## INPUT ROWS
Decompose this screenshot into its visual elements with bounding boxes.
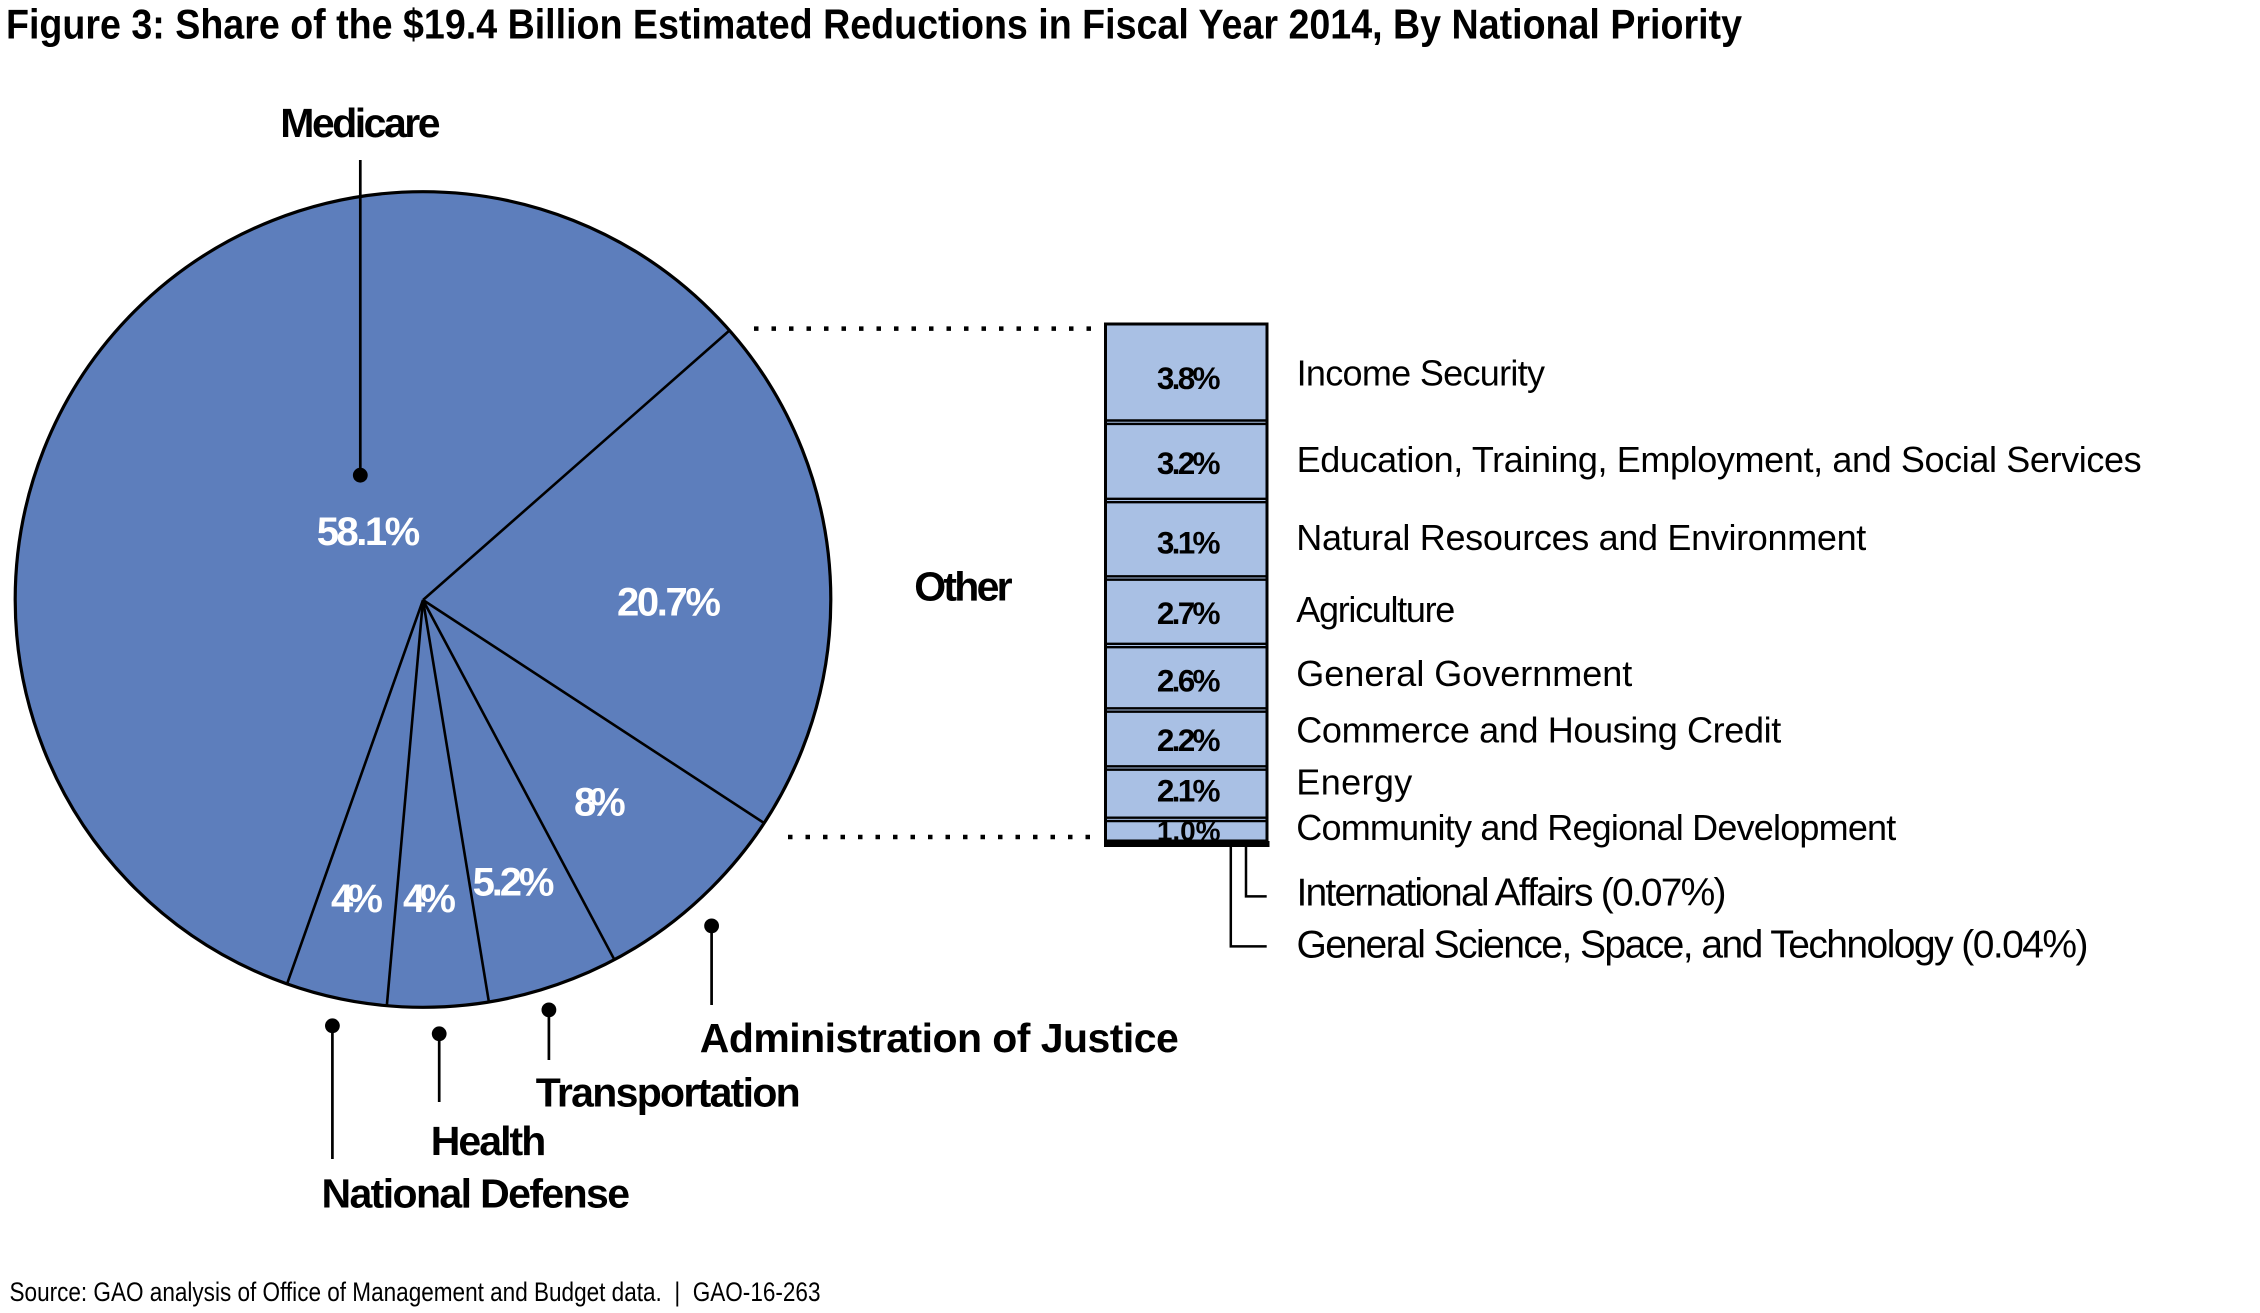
svg-text:Transportation: Transportation [536, 1070, 801, 1116]
svg-text:Other: Other [914, 563, 1012, 609]
svg-text:Source: GAO analysis of Office: Source: GAO analysis of Office of Manage… [10, 1277, 821, 1307]
svg-text:4%: 4% [403, 877, 456, 921]
svg-text:Agriculture: Agriculture [1296, 589, 1455, 630]
svg-text:2.6%: 2.6% [1157, 663, 1221, 699]
svg-text:Education, Training, Employmen: Education, Training, Employment, and Soc… [1297, 439, 2142, 480]
svg-text:General Government: General Government [1296, 653, 1632, 694]
svg-text:3.2%: 3.2% [1157, 445, 1221, 481]
svg-text:4%: 4% [331, 877, 383, 921]
svg-text:Energy: Energy [1296, 762, 1412, 803]
svg-text:58.1%: 58.1% [317, 510, 420, 554]
svg-text:2.1%: 2.1% [1157, 773, 1221, 809]
svg-text:8%: 8% [574, 781, 626, 825]
svg-text:National Defense: National Defense [322, 1171, 631, 1217]
svg-text:Health: Health [431, 1118, 547, 1164]
svg-text:General Science, Space, and Te: General Science, Space, and Technology (… [1297, 924, 2089, 967]
svg-text:Natural Resources and Environm: Natural Resources and Environment [1296, 517, 1866, 558]
svg-text:3.8%: 3.8% [1157, 360, 1221, 396]
svg-text:Figure 3: Share of the $19.4 B: Figure 3: Share of the $19.4 Billion Est… [6, 1, 1743, 48]
svg-text:2.7%: 2.7% [1157, 595, 1221, 631]
svg-text:Administration of Justice: Administration of Justice [700, 1015, 1179, 1061]
svg-text:Community and Regional Develop: Community and Regional Development [1296, 807, 1896, 848]
svg-text:5.2%: 5.2% [473, 860, 555, 904]
svg-text:Commerce and Housing Credit: Commerce and Housing Credit [1296, 710, 1781, 751]
svg-text:2.2%: 2.2% [1157, 722, 1221, 758]
svg-text:1.0%: 1.0% [1157, 816, 1221, 847]
svg-text:20.7%: 20.7% [617, 581, 721, 625]
svg-text:3.1%: 3.1% [1157, 525, 1221, 561]
svg-text:Medicare: Medicare [280, 100, 440, 146]
svg-text:Income Security: Income Security [1297, 353, 1545, 394]
svg-text:International Affairs (0.07%): International Affairs (0.07%) [1297, 872, 1727, 915]
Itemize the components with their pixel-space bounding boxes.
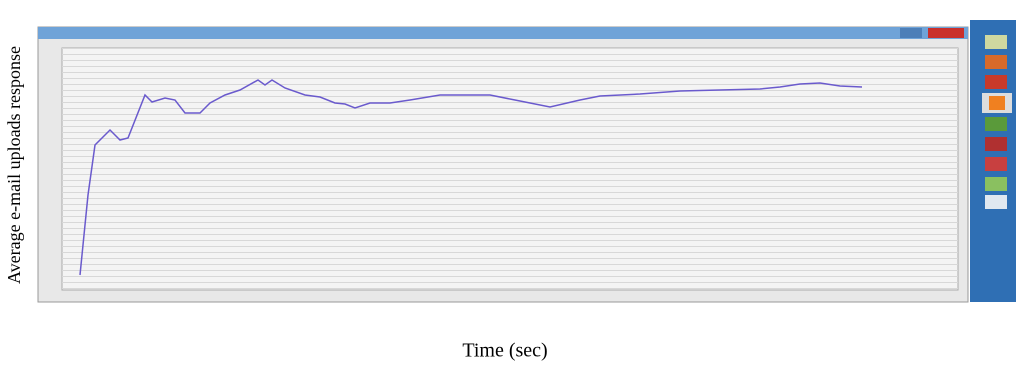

## WHAT THE EXERCISE ASKS
Could you set out every line of the data above as a numbered list, skipping blank lines and leaving the pictures out?

## RESPONSE BELOW
1. Decompose this screenshot into its visual elements with bounding boxes.
2. svg-text:Transportation: Transportation [536, 1070, 801, 1116]
3. svg-text:Other: Other [914, 563, 1012, 609]
4. svg-text:Source: GAO analysis of Office: Source: GAO analysis of Office of Manage… [10, 1277, 821, 1307]
5. svg-text:4%: 4% [403, 877, 456, 921]
6. svg-text:Agriculture: Agriculture [1296, 589, 1455, 630]
7. svg-text:2.6%: 2.6% [1157, 663, 1221, 699]
8. svg-text:Education, Training, Employmen: Education, Training, Employment, and Soc… [1297, 439, 2142, 480]
9. svg-text:General Government: General Government [1296, 653, 1632, 694]
10. svg-text:3.2%: 3.2% [1157, 445, 1221, 481]
11. svg-text:4%: 4% [331, 877, 383, 921]
12. svg-text:Energy: Energy [1296, 762, 1412, 803]
13. svg-text:58.1%: 58.1% [317, 510, 420, 554]
14. svg-text:2.1%: 2.1% [1157, 773, 1221, 809]
15. svg-text:8%: 8% [574, 781, 626, 825]
16. svg-text:National Defense: National Defense [322, 1171, 631, 1217]
17. svg-text:Health: Health [431, 1118, 547, 1164]
18. svg-text:General Science, Space, and Te: General Science, Space, and Technology (… [1297, 924, 2089, 967]
19. svg-text:Natural Resources and Environm: Natural Resources and Environment [1296, 517, 1866, 558]
20. svg-text:3.8%: 3.8% [1157, 360, 1221, 396]
21. svg-text:Figure 3: Share of the $19.4 B: Figure 3: Share of the $19.4 Billion Est… [6, 1, 1743, 48]
22. svg-text:2.7%: 2.7% [1157, 595, 1221, 631]
23. svg-text:Administration of Justice: Administration of Justice [700, 1015, 1179, 1061]
24. svg-text:Community and Regional Develop: Community and Regional Development [1296, 807, 1896, 848]
25. svg-text:5.2%: 5.2% [473, 860, 555, 904]
26. svg-text:Commerce and Housing Credit: Commerce and Housing Credit [1296, 710, 1781, 751]
27. svg-text:2.2%: 2.2% [1157, 722, 1221, 758]
28. svg-text:1.0%: 1.0% [1157, 816, 1221, 847]
29. svg-text:20.7%: 20.7% [617, 581, 721, 625]
30. svg-text:3.1%: 3.1% [1157, 525, 1221, 561]
31. svg-text:Medicare: Medicare [280, 100, 440, 146]
32. svg-text:Income Security: Income Security [1297, 353, 1545, 394]
33. svg-text:International Affairs (0.07%): International Affairs (0.07%) [1297, 872, 1727, 915]
34. Itemize the components with their pixel-space bounding boxes.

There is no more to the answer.